◆ SET TASK
Quote all of the data exactly as given. Skip every picture it contains.
** begin DATA ENTRIES **
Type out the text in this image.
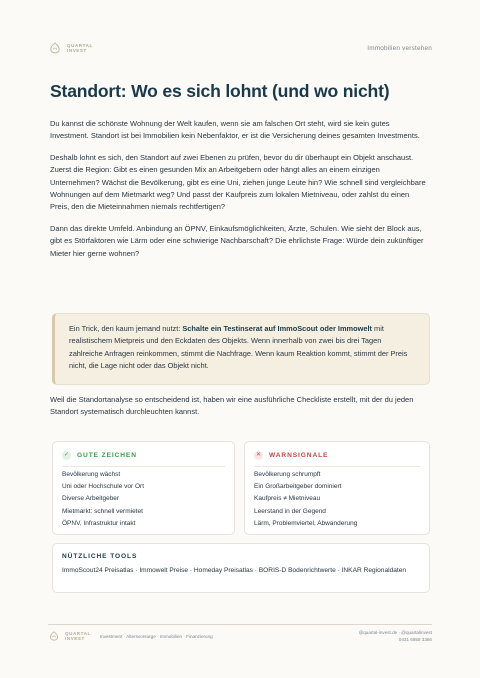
QUARTAL
INVEST	Immobilien verstehen
Standort: Wo es sich lohnt (und wo nicht)

Du kannst die schönste Wohnung der Welt kaufen, wenn sie am falschen Ort steht, wird sie kein gutes Investment. Standort ist bei Immobilien kein Nebenfaktor, er ist die Versicherung deines gesamten Investments.

Deshalb lohnt es sich, den Standort auf zwei Ebenen zu prüfen, bevor du dir überhaupt ein Objekt anschaust. Zuerst die Region: Gibt es einen gesunden Mix an Arbeitgebern oder hängt alles an einem einzigen Unternehmen? Wächst die Bevölkerung, gibt es eine Uni, ziehen junge Leute hin? Wie schnell sind vergleichbare Wohnungen auf dem Mietmarkt weg? Und passt der Kaufpreis zum lokalen Mietniveau, oder zahlst du einen Preis, den die Mieteinnahmen niemals rechtfertigen?

Dann das direkte Umfeld. Anbindung an ÖPNV, Einkaufsmöglichkeiten, Ärzte, Schulen. Wie sieht der Block aus, gibt es Störfaktoren wie Lärm oder eine schwierige Nachbarschaft? Die ehrlichste Frage: Würde dein zukünftiger Mieter hier gerne wohnen?

Ein Trick, den kaum jemand nutzt: Schalte ein Testinserat auf ImmoScout oder Immowelt mit realistischem Mietpreis und den Eckdaten des Objekts. Wenn innerhalb von zwei bis drei Tagen zahlreiche Anfragen reinkommen, stimmt die Nachfrage. Wenn kaum Reaktion kommt, stimmt der Preis nicht, die Lage nicht oder das Objekt nicht.

Weil die Standortanalyse so entscheidend ist, haben wir eine ausführliche Checkliste erstellt, mit der du jeden Standort systematisch durchleuchten kannst.

✓	GUTE ZEICHEN
Bevölkerung wächst
Uni oder Hochschule vor Ort
Diverse Arbeitgeber
Mietmarkt: schnell vermietet
ÖPNV, Infrastruktur intakt
✕	WARNSIGNALE
Bevölkerung schrumpft
Ein Großarbeitgeber dominiert
Kaufpreis ≠ Mietniveau
Leerstand in der Gegend
Lärm, Problemviertel, Abwanderung
NÜTZLICHE TOOLS
ImmoScout24 Preisatlas · Immowelt Preise · Homeday Preisatlas · BORIS-D Bodenrichtwerte · INKAR Regionaldaten
QUARTAL
INVEST	Investment · Altersvorsorge · Immobilien · Finanzierung
@quartal-invest.de · @quartalinvest
0431 6858 3366
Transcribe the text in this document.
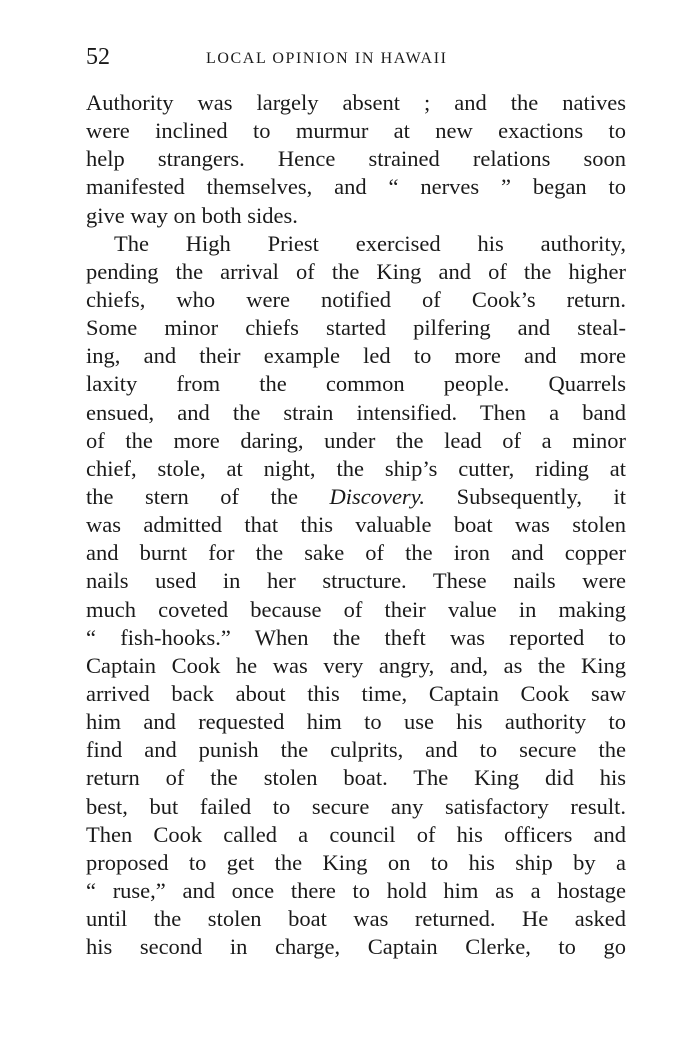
52	LOCAL OPINION IN HAWAII
Authority was largely absent ; and the natives
were inclined to murmur at new exactions to
help strangers. Hence strained relations soon
manifested themselves, and “ nerves ” began to
give way on both sides.
The High Priest exercised his authority,
pending the arrival of the King and of the higher
chiefs, who were notified of Cook’s return.
Some minor chiefs started pilfering and steal-
ing, and their example led to more and more
laxity from the common people. Quarrels
ensued, and the strain intensified. Then a band
of the more daring, under the lead of a minor
chief, stole, at night, the ship’s cutter, riding at
the stern of the Discovery. Subsequently, it
was admitted that this valuable boat was stolen
and burnt for the sake of the iron and copper
nails used in her structure. These nails were
much coveted because of their value in making
“ fish-hooks.” When the theft was reported to
Captain Cook he was very angry, and, as the King
arrived back about this time, Captain Cook saw
him and requested him to use his authority to
find and punish the culprits, and to secure the
return of the stolen boat. The King did his
best, but failed to secure any satisfactory result.
Then Cook called a council of his officers and
proposed to get the King on to his ship by a
“ ruse,” and once there to hold him as a hostage
until the stolen boat was returned. He asked
his second in charge, Captain Clerke, to go
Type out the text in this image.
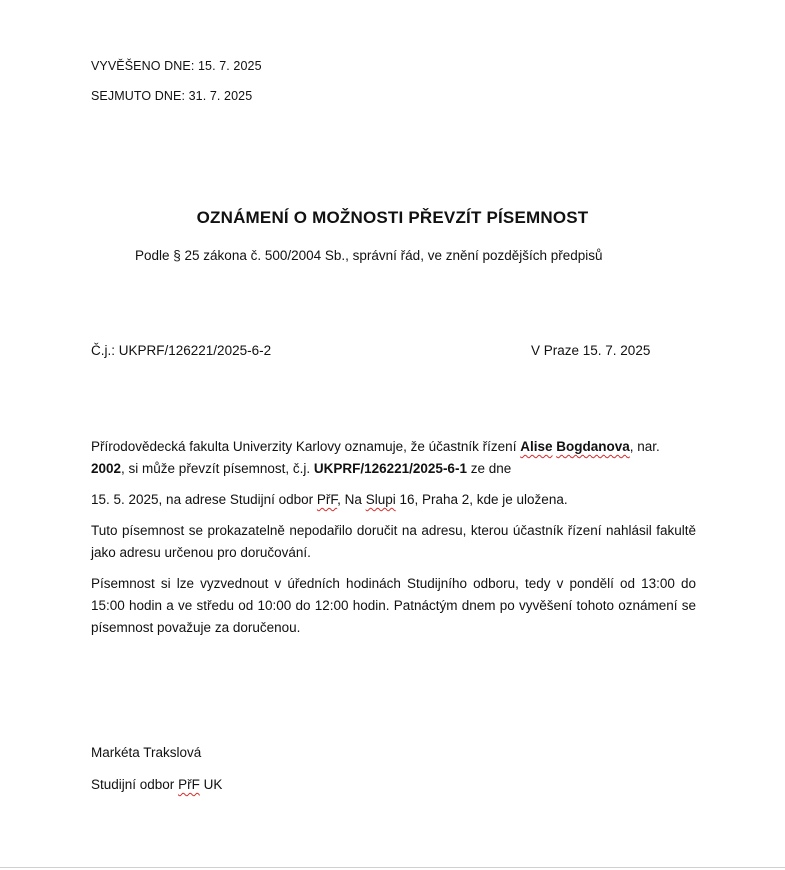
VYVĚŠENO DNE: 15. 7. 2025
SEJMUTO DNE: 31. 7. 2025
OZNÁMENÍ O MOŽNOSTI PŘEVZÍT PÍSEMNOST
Podle § 25 zákona č. 500/2004 Sb., správní řád, ve znění pozdějších předpisů
Č.j.: UKPRF/126221/2025-6-2	V Praze 15. 7. 2025
Přírodovědecká fakulta Univerzity Karlovy oznamuje, že účastník řízení Alise Bogdanova, nar. 2002, si může převzít písemnost, č.j. UKPRF/126221/2025-6-1 ze dne
15. 5. 2025, na adrese Studijní odbor PřF, Na Slupi 16, Praha 2, kde je uložena.
Tuto písemnost se prokazatelně nepodařilo doručit na adresu, kterou účastník řízení nahlásil fakultě jako adresu určenou pro doručování.
Písemnost si lze vyzvednout v úředních hodinách Studijního odboru, tedy v pondělí od 13:00 do 15:00 hodin a ve středu od 10:00 do 12:00 hodin. Patnáctým dnem po vyvěšení tohoto oznámení se písemnost považuje za doručenou.
Markéta Trakslová
Studijní odbor PřF UK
** end DATA ENTRIES **
◆ OUTPUT OF THE TASK
Type out the text in this image.
QUARTAL
INVEST	Immobilien verstehen
Standort: Wo es sich lohnt (und wo nicht)

Du kannst die schönste Wohnung der Welt kaufen, wenn sie am falschen Ort steht, wird sie kein gutes Investment. Standort ist bei Immobilien kein Nebenfaktor, er ist die Versicherung deines gesamten Investments.

Deshalb lohnt es sich, den Standort auf zwei Ebenen zu prüfen, bevor du dir überhaupt ein Objekt anschaust. Zuerst die Region: Gibt es einen gesunden Mix an Arbeitgebern oder hängt alles an einem einzigen Unternehmen? Wächst die Bevölkerung, gibt es eine Uni, ziehen junge Leute hin? Wie schnell sind vergleichbare Wohnungen auf dem Mietmarkt weg? Und passt der Kaufpreis zum lokalen Mietniveau, oder zahlst du einen Preis, den die Mieteinnahmen niemals rechtfertigen?

Dann das direkte Umfeld. Anbindung an ÖPNV, Einkaufsmöglichkeiten, Ärzte, Schulen. Wie sieht der Block aus, gibt es Störfaktoren wie Lärm oder eine schwierige Nachbarschaft? Die ehrlichste Frage: Würde dein zukünftiger Mieter hier gerne wohnen?

Ein Trick, den kaum jemand nutzt: Schalte ein Testinserat auf ImmoScout oder Immowelt mit realistischem Mietpreis und den Eckdaten des Objekts. Wenn innerhalb von zwei bis drei Tagen zahlreiche Anfragen reinkommen, stimmt die Nachfrage. Wenn kaum Reaktion kommt, stimmt der Preis nicht, die Lage nicht oder das Objekt nicht.

Weil die Standortanalyse so entscheidend ist, haben wir eine ausführliche Checkliste erstellt, mit der du jeden Standort systematisch durchleuchten kannst.

✓	GUTE ZEICHEN
Bevölkerung wächst
Uni oder Hochschule vor Ort
Diverse Arbeitgeber
Mietmarkt: schnell vermietet
ÖPNV, Infrastruktur intakt
✕	WARNSIGNALE
Bevölkerung schrumpft
Ein Großarbeitgeber dominiert
Kaufpreis ≠ Mietniveau
Leerstand in der Gegend
Lärm, Problemviertel, Abwanderung
NÜTZLICHE TOOLS
ImmoScout24 Preisatlas · Immowelt Preise · Homeday Preisatlas · BORIS-D Bodenrichtwerte · INKAR Regionaldaten
QUARTAL
INVEST	Investment · Altersvorsorge · Immobilien · Finanzierung
@quartal-invest.de · @quartalinvest
0431 6858 3366
Transcribe the text in this document.
52	LOCAL OPINION IN HAWAII
Authority was largely absent ; and the natives
were inclined to murmur at new exactions to
help strangers. Hence strained relations soon
manifested themselves, and “ nerves ” began to
give way on both sides.
The High Priest exercised his authority,
pending the arrival of the King and of the higher
chiefs, who were notified of Cook’s return.
Some minor chiefs started pilfering and steal-
ing, and their example led to more and more
laxity from the common people. Quarrels
ensued, and the strain intensified. Then a band
of the more daring, under the lead of a minor
chief, stole, at night, the ship’s cutter, riding at
the stern of the Discovery. Subsequently, it
was admitted that this valuable boat was stolen
and burnt for the sake of the iron and copper
nails used in her structure. These nails were
much coveted because of their value in making
“ fish-hooks.” When the theft was reported to
Captain Cook he was very angry, and, as the King
arrived back about this time, Captain Cook saw
him and requested him to use his authority to
find and punish the culprits, and to secure the
return of the stolen boat. The King did his
best, but failed to secure any satisfactory result.
Then Cook called a council of his officers and
proposed to get the King on to his ship by a
“ ruse,” and once there to hold him as a hostage
until the stolen boat was returned. He asked
his second in charge, Captain Clerke, to go
Type out the text in this image.
VYVĚŠENO DNE: 15. 7. 2025
SEJMUTO DNE: 31. 7. 2025
OZNÁMENÍ O MOŽNOSTI PŘEVZÍT PÍSEMNOST
Podle § 25 zákona č. 500/2004 Sb., správní řád, ve znění pozdějších předpisů
Č.j.: UKPRF/126221/2025-6-2	V Praze 15. 7. 2025
Přírodovědecká fakulta Univerzity Karlovy oznamuje, že účastník řízení Alise Bogdanova, nar. 2002, si může převzít písemnost, č.j. UKPRF/126221/2025-6-1 ze dne
15. 5. 2025, na adrese Studijní odbor PřF, Na Slupi 16, Praha 2, kde je uložena.
Tuto písemnost se prokazatelně nepodařilo doručit na adresu, kterou účastník řízení nahlásil fakultě jako adresu určenou pro doručování.
Písemnost si lze vyzvednout v úředních hodinách Studijního odboru, tedy v pondělí od 13:00 do 15:00 hodin a ve středu od 10:00 do 12:00 hodin. Patnáctým dnem po vyvěšení tohoto oznámení se písemnost považuje za doručenou.
Markéta Trakslová
Studijní odbor PřF UK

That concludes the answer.